═══ SOURCE RECORDS ═══

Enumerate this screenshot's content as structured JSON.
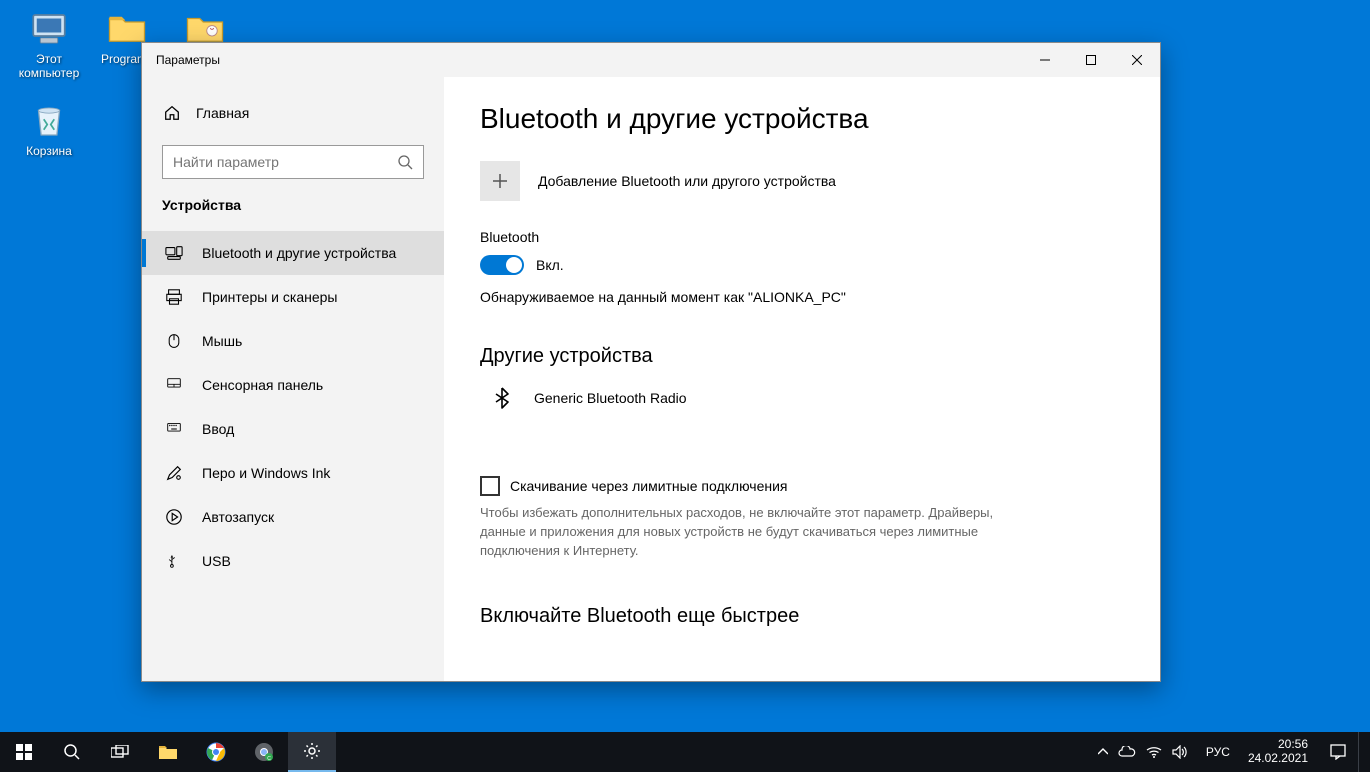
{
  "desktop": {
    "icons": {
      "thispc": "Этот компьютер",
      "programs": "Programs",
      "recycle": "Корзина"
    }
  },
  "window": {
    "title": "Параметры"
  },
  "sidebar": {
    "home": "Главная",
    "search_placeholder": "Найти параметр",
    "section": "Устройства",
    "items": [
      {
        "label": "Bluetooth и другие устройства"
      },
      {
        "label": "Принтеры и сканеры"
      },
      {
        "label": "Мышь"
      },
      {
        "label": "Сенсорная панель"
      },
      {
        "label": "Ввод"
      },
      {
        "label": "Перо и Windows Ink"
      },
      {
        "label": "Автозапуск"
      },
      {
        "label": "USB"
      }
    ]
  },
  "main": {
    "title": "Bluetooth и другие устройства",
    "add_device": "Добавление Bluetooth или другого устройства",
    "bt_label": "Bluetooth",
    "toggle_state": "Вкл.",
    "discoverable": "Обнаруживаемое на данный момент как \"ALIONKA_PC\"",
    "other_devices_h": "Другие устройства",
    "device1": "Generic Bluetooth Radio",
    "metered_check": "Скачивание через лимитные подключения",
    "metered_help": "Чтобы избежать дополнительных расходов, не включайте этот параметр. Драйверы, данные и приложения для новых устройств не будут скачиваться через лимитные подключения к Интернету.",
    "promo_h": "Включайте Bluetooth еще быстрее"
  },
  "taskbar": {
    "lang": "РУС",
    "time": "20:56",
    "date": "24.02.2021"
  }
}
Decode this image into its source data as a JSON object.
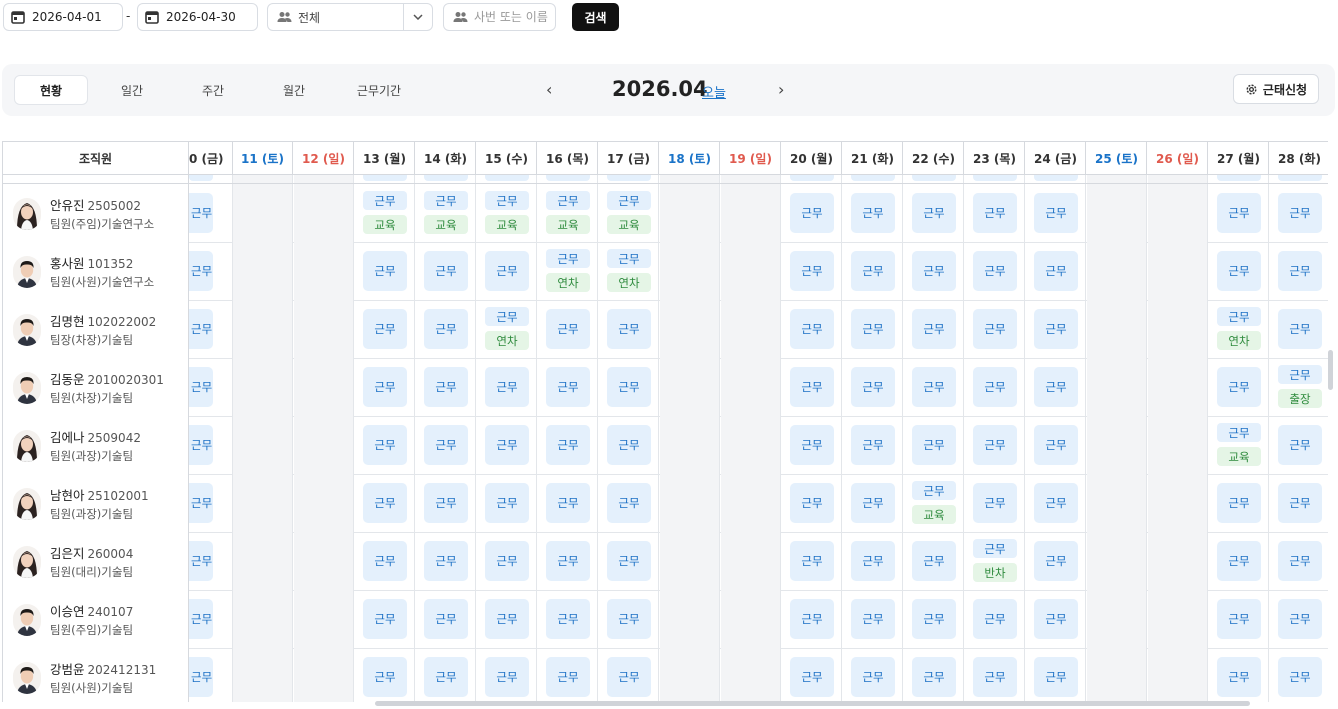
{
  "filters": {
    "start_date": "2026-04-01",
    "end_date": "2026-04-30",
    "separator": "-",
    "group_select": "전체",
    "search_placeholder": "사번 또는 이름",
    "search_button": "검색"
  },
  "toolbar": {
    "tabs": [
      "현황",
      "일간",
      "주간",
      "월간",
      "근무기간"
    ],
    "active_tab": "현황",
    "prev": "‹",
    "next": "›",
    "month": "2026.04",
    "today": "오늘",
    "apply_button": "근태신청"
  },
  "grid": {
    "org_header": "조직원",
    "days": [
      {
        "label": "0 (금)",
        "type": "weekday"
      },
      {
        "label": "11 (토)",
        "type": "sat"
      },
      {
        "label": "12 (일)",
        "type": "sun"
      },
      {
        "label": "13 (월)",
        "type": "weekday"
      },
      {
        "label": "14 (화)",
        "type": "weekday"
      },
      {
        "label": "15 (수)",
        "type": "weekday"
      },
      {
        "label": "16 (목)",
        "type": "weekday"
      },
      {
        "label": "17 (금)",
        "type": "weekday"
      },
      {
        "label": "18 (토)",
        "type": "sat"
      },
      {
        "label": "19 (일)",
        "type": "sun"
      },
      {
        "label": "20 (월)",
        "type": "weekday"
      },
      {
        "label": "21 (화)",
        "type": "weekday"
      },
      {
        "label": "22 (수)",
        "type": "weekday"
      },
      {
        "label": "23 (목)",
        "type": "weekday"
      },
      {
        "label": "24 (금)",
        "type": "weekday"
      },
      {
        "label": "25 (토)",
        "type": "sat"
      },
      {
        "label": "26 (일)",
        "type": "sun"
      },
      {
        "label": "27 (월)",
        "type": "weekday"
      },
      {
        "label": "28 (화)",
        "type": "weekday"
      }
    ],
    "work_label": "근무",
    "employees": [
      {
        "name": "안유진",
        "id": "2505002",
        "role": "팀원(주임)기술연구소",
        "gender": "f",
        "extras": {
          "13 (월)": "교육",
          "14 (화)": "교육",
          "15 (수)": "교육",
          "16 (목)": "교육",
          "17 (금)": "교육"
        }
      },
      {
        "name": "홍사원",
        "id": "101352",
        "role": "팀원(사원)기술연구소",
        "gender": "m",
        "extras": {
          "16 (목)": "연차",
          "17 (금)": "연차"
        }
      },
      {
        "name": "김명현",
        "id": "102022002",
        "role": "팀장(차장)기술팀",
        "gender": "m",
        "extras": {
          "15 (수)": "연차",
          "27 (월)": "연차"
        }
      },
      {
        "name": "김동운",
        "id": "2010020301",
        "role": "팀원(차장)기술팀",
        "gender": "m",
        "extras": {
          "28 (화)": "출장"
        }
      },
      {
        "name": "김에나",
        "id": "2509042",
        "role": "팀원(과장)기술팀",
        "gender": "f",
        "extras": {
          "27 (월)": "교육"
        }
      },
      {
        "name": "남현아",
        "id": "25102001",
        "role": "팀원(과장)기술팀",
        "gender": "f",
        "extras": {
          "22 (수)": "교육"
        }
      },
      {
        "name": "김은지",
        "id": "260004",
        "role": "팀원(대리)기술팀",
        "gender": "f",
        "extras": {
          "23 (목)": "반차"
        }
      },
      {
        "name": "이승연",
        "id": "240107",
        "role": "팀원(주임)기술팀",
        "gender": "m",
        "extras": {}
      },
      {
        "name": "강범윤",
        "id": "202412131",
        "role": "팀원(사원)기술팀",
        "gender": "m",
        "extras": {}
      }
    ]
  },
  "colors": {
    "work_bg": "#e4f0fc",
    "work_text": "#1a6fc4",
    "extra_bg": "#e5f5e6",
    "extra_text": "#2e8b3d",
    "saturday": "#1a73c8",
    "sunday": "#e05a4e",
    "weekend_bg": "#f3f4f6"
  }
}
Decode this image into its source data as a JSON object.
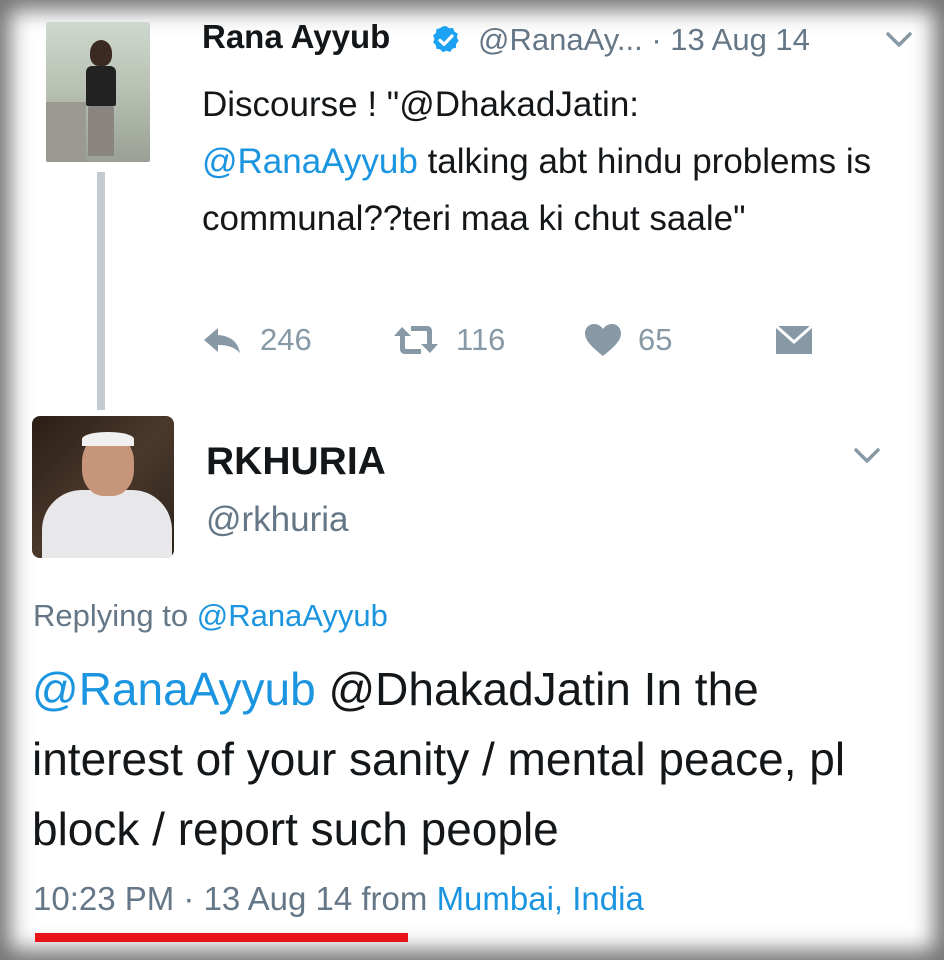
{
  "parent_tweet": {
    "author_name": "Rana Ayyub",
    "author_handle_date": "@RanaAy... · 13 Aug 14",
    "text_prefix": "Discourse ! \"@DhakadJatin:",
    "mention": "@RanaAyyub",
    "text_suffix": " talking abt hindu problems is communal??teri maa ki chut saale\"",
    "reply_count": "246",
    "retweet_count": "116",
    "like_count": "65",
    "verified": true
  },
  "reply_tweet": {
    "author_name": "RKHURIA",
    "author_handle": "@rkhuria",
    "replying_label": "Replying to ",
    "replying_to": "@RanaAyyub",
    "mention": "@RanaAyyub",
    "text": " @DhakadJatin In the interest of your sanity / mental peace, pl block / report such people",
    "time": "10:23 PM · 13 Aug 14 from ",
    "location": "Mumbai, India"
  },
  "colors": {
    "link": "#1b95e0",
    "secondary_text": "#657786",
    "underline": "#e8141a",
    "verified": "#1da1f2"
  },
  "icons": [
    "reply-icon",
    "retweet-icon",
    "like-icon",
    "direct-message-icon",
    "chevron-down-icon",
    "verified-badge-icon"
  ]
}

═══

Verbatim reproduction of every record is required; images are left out.

Enumerate this screenshot's content as structured JSON.
{
  "desktop": {
    "icons": {
      "thispc": "Этот компьютер",
      "programs": "Programs",
      "recycle": "Корзина"
    }
  },
  "window": {
    "title": "Параметры"
  },
  "sidebar": {
    "home": "Главная",
    "search_placeholder": "Найти параметр",
    "section": "Устройства",
    "items": [
      {
        "label": "Bluetooth и другие устройства"
      },
      {
        "label": "Принтеры и сканеры"
      },
      {
        "label": "Мышь"
      },
      {
        "label": "Сенсорная панель"
      },
      {
        "label": "Ввод"
      },
      {
        "label": "Перо и Windows Ink"
      },
      {
        "label": "Автозапуск"
      },
      {
        "label": "USB"
      }
    ]
  },
  "main": {
    "title": "Bluetooth и другие устройства",
    "add_device": "Добавление Bluetooth или другого устройства",
    "bt_label": "Bluetooth",
    "toggle_state": "Вкл.",
    "discoverable": "Обнаруживаемое на данный момент как \"ALIONKA_PC\"",
    "other_devices_h": "Другие устройства",
    "device1": "Generic Bluetooth Radio",
    "metered_check": "Скачивание через лимитные подключения",
    "metered_help": "Чтобы избежать дополнительных расходов, не включайте этот параметр. Драйверы, данные и приложения для новых устройств не будут скачиваться через лимитные подключения к Интернету.",
    "promo_h": "Включайте Bluetooth еще быстрее"
  },
  "taskbar": {
    "lang": "РУС",
    "time": "20:56",
    "date": "24.02.2021"
  }
}
Decode this image into its source data as a JSON object.
{
  "filters": {
    "start_date": "2026-04-01",
    "end_date": "2026-04-30",
    "separator": "-",
    "group_select": "전체",
    "search_placeholder": "사번 또는 이름",
    "search_button": "검색"
  },
  "toolbar": {
    "tabs": [
      "현황",
      "일간",
      "주간",
      "월간",
      "근무기간"
    ],
    "active_tab": "현황",
    "prev": "‹",
    "next": "›",
    "month": "2026.04",
    "today": "오늘",
    "apply_button": "근태신청"
  },
  "grid": {
    "org_header": "조직원",
    "days": [
      {
        "label": "0 (금)",
        "type": "weekday"
      },
      {
        "label": "11 (토)",
        "type": "sat"
      },
      {
        "label": "12 (일)",
        "type": "sun"
      },
      {
        "label": "13 (월)",
        "type": "weekday"
      },
      {
        "label": "14 (화)",
        "type": "weekday"
      },
      {
        "label": "15 (수)",
        "type": "weekday"
      },
      {
        "label": "16 (목)",
        "type": "weekday"
      },
      {
        "label": "17 (금)",
        "type": "weekday"
      },
      {
        "label": "18 (토)",
        "type": "sat"
      },
      {
        "label": "19 (일)",
        "type": "sun"
      },
      {
        "label": "20 (월)",
        "type": "weekday"
      },
      {
        "label": "21 (화)",
        "type": "weekday"
      },
      {
        "label": "22 (수)",
        "type": "weekday"
      },
      {
        "label": "23 (목)",
        "type": "weekday"
      },
      {
        "label": "24 (금)",
        "type": "weekday"
      },
      {
        "label": "25 (토)",
        "type": "sat"
      },
      {
        "label": "26 (일)",
        "type": "sun"
      },
      {
        "label": "27 (월)",
        "type": "weekday"
      },
      {
        "label": "28 (화)",
        "type": "weekday"
      }
    ],
    "work_label": "근무",
    "employees": [
      {
        "name": "안유진",
        "id": "2505002",
        "role": "팀원(주임)기술연구소",
        "gender": "f",
        "extras": {
          "13 (월)": "교육",
          "14 (화)": "교육",
          "15 (수)": "교육",
          "16 (목)": "교육",
          "17 (금)": "교육"
        }
      },
      {
        "name": "홍사원",
        "id": "101352",
        "role": "팀원(사원)기술연구소",
        "gender": "m",
        "extras": {
          "16 (목)": "연차",
          "17 (금)": "연차"
        }
      },
      {
        "name": "김명현",
        "id": "102022002",
        "role": "팀장(차장)기술팀",
        "gender": "m",
        "extras": {
          "15 (수)": "연차",
          "27 (월)": "연차"
        }
      },
      {
        "name": "김동운",
        "id": "2010020301",
        "role": "팀원(차장)기술팀",
        "gender": "m",
        "extras": {
          "28 (화)": "출장"
        }
      },
      {
        "name": "김에나",
        "id": "2509042",
        "role": "팀원(과장)기술팀",
        "gender": "f",
        "extras": {
          "27 (월)": "교육"
        }
      },
      {
        "name": "남현아",
        "id": "25102001",
        "role": "팀원(과장)기술팀",
        "gender": "f",
        "extras": {
          "22 (수)": "교육"
        }
      },
      {
        "name": "김은지",
        "id": "260004",
        "role": "팀원(대리)기술팀",
        "gender": "f",
        "extras": {
          "23 (목)": "반차"
        }
      },
      {
        "name": "이승연",
        "id": "240107",
        "role": "팀원(주임)기술팀",
        "gender": "m",
        "extras": {}
      },
      {
        "name": "강범윤",
        "id": "202412131",
        "role": "팀원(사원)기술팀",
        "gender": "m",
        "extras": {}
      }
    ]
  },
  "colors": {
    "work_bg": "#e4f0fc",
    "work_text": "#1a6fc4",
    "extra_bg": "#e5f5e6",
    "extra_text": "#2e8b3d",
    "saturday": "#1a73c8",
    "sunday": "#e05a4e",
    "weekend_bg": "#f3f4f6"
  }
}
Decode this image into its source data as a JSON object.
{
  "parent_tweet": {
    "author_name": "Rana Ayyub",
    "author_handle_date": "@RanaAy... · 13 Aug 14",
    "text_prefix": "Discourse ! \"@DhakadJatin:",
    "mention": "@RanaAyyub",
    "text_suffix": " talking abt hindu problems is communal??teri maa ki chut saale\"",
    "reply_count": "246",
    "retweet_count": "116",
    "like_count": "65",
    "verified": true
  },
  "reply_tweet": {
    "author_name": "RKHURIA",
    "author_handle": "@rkhuria",
    "replying_label": "Replying to ",
    "replying_to": "@RanaAyyub",
    "mention": "@RanaAyyub",
    "text": " @DhakadJatin In the interest of your sanity / mental peace, pl block / report such people",
    "time": "10:23 PM · 13 Aug 14 from ",
    "location": "Mumbai, India"
  },
  "colors": {
    "link": "#1b95e0",
    "secondary_text": "#657786",
    "underline": "#e8141a",
    "verified": "#1da1f2"
  },
  "icons": [
    "reply-icon",
    "retweet-icon",
    "like-icon",
    "direct-message-icon",
    "chevron-down-icon",
    "verified-badge-icon"
  ]
}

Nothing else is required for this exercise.